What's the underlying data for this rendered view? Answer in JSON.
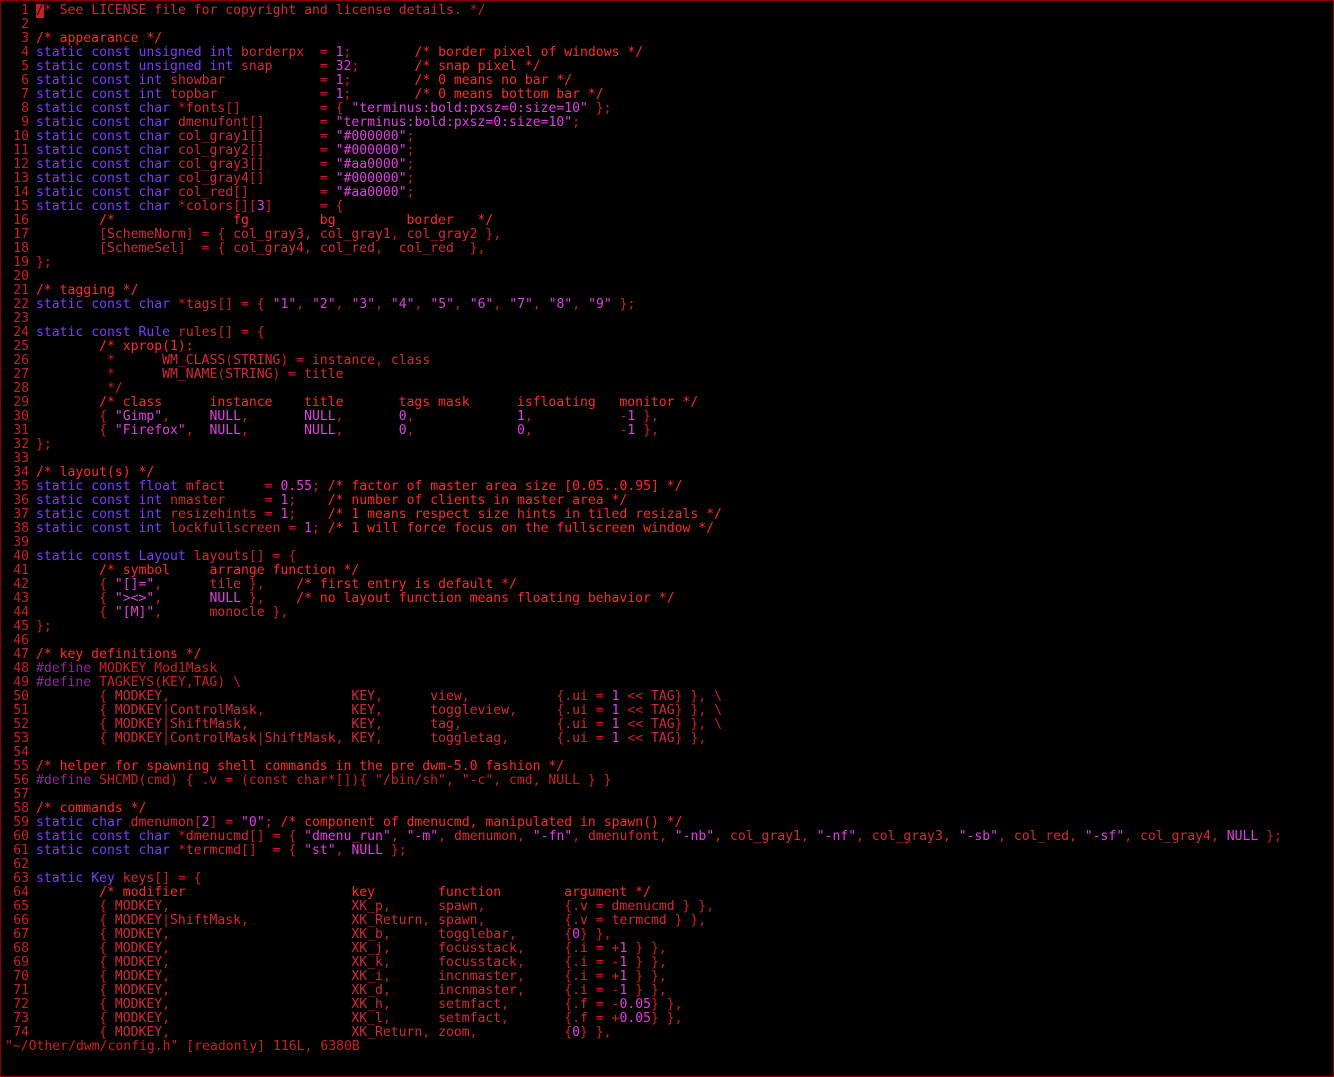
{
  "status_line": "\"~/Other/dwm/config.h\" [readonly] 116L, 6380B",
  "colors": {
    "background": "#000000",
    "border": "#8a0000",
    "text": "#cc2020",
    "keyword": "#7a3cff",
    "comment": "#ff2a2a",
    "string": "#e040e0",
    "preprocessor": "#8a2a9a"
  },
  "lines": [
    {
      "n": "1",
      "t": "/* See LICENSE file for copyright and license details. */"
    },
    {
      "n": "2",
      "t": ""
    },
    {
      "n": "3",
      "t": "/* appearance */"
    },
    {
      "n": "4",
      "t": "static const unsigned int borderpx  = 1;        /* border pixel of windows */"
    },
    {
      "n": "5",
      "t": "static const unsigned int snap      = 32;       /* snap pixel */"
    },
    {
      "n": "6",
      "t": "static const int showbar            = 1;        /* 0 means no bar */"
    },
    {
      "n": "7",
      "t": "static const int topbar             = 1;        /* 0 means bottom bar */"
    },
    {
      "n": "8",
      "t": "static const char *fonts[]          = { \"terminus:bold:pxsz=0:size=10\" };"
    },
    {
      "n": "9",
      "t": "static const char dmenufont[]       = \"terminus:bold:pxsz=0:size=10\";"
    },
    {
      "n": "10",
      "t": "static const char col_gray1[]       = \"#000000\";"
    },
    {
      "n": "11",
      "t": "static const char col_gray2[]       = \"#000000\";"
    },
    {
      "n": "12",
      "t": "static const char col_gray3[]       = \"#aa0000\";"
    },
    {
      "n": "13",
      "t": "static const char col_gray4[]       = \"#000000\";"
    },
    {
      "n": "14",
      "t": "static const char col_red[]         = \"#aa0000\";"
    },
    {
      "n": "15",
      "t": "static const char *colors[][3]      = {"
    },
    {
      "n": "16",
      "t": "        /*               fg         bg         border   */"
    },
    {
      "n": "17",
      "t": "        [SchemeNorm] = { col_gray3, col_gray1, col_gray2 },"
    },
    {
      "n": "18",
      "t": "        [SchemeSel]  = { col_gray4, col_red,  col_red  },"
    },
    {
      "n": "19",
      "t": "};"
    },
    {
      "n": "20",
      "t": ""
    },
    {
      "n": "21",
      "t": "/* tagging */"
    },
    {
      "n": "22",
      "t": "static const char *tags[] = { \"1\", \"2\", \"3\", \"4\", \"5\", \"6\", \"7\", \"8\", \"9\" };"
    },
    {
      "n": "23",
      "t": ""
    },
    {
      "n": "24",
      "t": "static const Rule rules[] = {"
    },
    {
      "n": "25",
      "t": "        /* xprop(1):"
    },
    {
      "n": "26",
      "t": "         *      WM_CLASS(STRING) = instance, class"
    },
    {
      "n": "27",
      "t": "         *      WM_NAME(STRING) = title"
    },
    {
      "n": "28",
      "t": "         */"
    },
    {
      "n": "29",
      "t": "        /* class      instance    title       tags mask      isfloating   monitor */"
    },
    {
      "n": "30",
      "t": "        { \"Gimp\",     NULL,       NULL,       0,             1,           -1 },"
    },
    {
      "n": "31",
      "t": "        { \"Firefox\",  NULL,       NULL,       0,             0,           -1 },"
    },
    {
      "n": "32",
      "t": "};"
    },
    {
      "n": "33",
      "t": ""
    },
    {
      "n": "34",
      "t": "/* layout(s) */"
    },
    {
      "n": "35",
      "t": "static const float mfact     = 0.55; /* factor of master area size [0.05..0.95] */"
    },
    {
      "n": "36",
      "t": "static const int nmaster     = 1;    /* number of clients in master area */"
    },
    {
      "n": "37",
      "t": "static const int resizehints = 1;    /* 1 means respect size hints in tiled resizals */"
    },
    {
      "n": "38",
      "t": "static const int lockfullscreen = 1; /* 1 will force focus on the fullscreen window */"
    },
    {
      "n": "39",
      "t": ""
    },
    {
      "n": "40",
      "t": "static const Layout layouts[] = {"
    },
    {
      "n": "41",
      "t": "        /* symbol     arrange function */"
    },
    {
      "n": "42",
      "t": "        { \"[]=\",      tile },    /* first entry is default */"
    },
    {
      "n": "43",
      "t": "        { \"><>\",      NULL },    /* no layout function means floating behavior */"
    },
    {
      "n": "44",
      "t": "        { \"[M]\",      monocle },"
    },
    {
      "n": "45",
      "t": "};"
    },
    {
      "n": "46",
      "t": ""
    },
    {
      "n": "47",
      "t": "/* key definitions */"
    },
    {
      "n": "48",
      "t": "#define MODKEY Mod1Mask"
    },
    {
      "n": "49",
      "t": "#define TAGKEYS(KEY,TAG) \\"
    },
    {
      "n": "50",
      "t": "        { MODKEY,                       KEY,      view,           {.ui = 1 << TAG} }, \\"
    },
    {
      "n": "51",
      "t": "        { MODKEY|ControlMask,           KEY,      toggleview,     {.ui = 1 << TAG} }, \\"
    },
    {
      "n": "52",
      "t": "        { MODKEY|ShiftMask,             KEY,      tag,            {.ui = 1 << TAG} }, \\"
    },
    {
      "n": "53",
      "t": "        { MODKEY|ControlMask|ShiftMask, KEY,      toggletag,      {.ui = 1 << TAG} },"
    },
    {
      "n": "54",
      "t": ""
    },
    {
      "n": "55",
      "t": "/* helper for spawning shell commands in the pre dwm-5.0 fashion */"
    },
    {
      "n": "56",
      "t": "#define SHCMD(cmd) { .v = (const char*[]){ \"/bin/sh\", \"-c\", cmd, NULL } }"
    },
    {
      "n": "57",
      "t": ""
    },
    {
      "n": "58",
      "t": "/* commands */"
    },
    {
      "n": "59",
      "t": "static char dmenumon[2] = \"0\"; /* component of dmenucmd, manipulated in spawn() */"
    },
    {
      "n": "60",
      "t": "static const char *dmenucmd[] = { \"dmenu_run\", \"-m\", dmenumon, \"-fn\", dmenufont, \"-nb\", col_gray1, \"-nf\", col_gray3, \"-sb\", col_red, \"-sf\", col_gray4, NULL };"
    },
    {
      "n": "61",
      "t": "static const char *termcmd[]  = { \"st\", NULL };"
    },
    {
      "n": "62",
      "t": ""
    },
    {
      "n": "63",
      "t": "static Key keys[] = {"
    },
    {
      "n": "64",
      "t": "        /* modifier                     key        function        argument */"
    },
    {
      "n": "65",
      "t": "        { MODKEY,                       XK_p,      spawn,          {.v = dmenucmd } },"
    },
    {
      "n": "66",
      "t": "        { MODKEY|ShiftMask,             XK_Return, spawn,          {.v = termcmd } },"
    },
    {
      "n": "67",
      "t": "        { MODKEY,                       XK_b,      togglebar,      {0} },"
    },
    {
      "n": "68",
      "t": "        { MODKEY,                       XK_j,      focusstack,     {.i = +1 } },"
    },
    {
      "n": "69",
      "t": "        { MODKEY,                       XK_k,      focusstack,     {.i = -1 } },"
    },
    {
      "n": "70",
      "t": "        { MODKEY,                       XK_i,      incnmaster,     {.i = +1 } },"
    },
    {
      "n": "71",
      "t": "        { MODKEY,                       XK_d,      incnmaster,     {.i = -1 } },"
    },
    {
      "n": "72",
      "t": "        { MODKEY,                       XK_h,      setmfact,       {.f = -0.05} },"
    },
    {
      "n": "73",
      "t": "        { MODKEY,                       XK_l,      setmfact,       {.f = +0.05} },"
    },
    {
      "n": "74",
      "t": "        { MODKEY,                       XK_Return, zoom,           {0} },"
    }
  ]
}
● ● ● ●
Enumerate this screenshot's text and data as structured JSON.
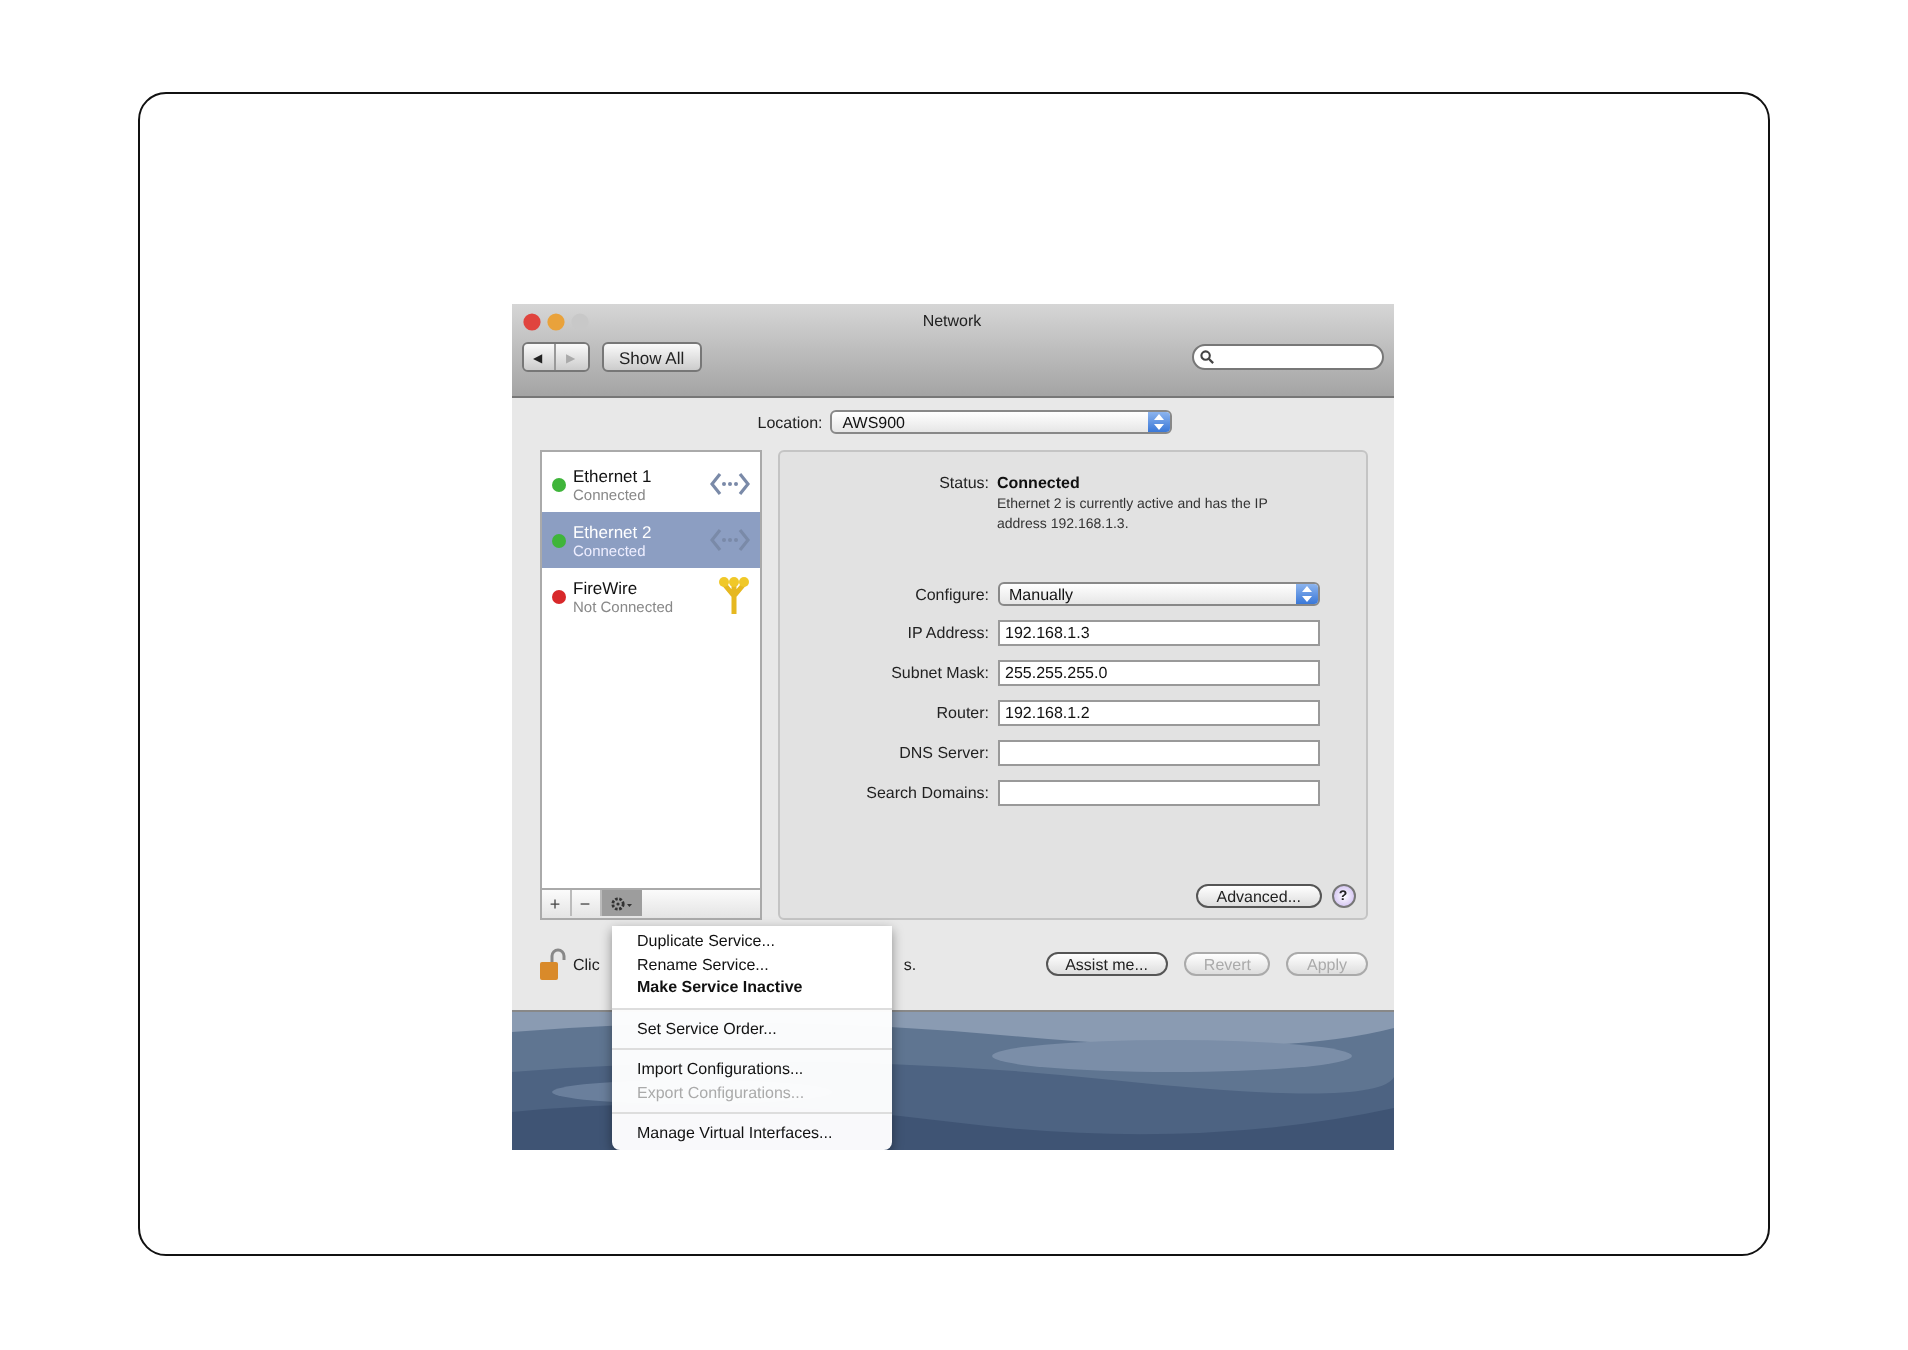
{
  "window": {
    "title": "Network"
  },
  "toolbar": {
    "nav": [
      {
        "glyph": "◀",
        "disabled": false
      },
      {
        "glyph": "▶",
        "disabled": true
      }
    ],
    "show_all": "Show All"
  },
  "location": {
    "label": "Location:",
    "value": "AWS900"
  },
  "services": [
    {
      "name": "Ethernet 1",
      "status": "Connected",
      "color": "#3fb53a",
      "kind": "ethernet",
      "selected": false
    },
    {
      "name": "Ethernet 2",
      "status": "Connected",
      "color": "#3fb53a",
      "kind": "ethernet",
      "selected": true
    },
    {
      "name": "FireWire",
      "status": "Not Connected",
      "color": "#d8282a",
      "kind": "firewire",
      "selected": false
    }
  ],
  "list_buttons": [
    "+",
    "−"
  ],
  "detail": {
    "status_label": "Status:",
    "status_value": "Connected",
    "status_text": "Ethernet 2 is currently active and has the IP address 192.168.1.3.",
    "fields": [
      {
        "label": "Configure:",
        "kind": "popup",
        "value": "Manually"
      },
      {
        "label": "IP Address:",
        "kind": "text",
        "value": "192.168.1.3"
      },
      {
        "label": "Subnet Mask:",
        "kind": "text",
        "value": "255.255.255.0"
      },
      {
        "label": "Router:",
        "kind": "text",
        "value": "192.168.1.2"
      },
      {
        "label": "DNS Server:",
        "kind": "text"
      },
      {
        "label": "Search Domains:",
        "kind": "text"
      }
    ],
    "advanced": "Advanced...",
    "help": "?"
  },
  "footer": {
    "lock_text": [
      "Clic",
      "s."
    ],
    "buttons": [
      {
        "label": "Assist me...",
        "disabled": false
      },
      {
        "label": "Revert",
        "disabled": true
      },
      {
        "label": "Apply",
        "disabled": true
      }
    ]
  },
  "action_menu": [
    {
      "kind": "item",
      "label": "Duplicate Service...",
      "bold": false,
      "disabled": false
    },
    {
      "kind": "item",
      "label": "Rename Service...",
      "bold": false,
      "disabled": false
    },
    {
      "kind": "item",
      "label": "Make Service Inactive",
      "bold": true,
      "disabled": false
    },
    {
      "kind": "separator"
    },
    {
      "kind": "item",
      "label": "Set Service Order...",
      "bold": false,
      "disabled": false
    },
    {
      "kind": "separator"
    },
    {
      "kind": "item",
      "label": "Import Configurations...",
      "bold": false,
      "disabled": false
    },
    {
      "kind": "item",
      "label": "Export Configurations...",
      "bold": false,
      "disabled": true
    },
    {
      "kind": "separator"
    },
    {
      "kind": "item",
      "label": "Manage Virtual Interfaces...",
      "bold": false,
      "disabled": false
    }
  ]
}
● ● ● ●
## [TASK DIRECTIONS]
Look through the entries and return every line where "area" appears.

## [OUTPUT]
      "t": "static const float mfact     = 0.55; /* factor of master area size [0.05..0.95] */"
      "t": "static const int nmaster     = 1;    /* number of clients in master area */"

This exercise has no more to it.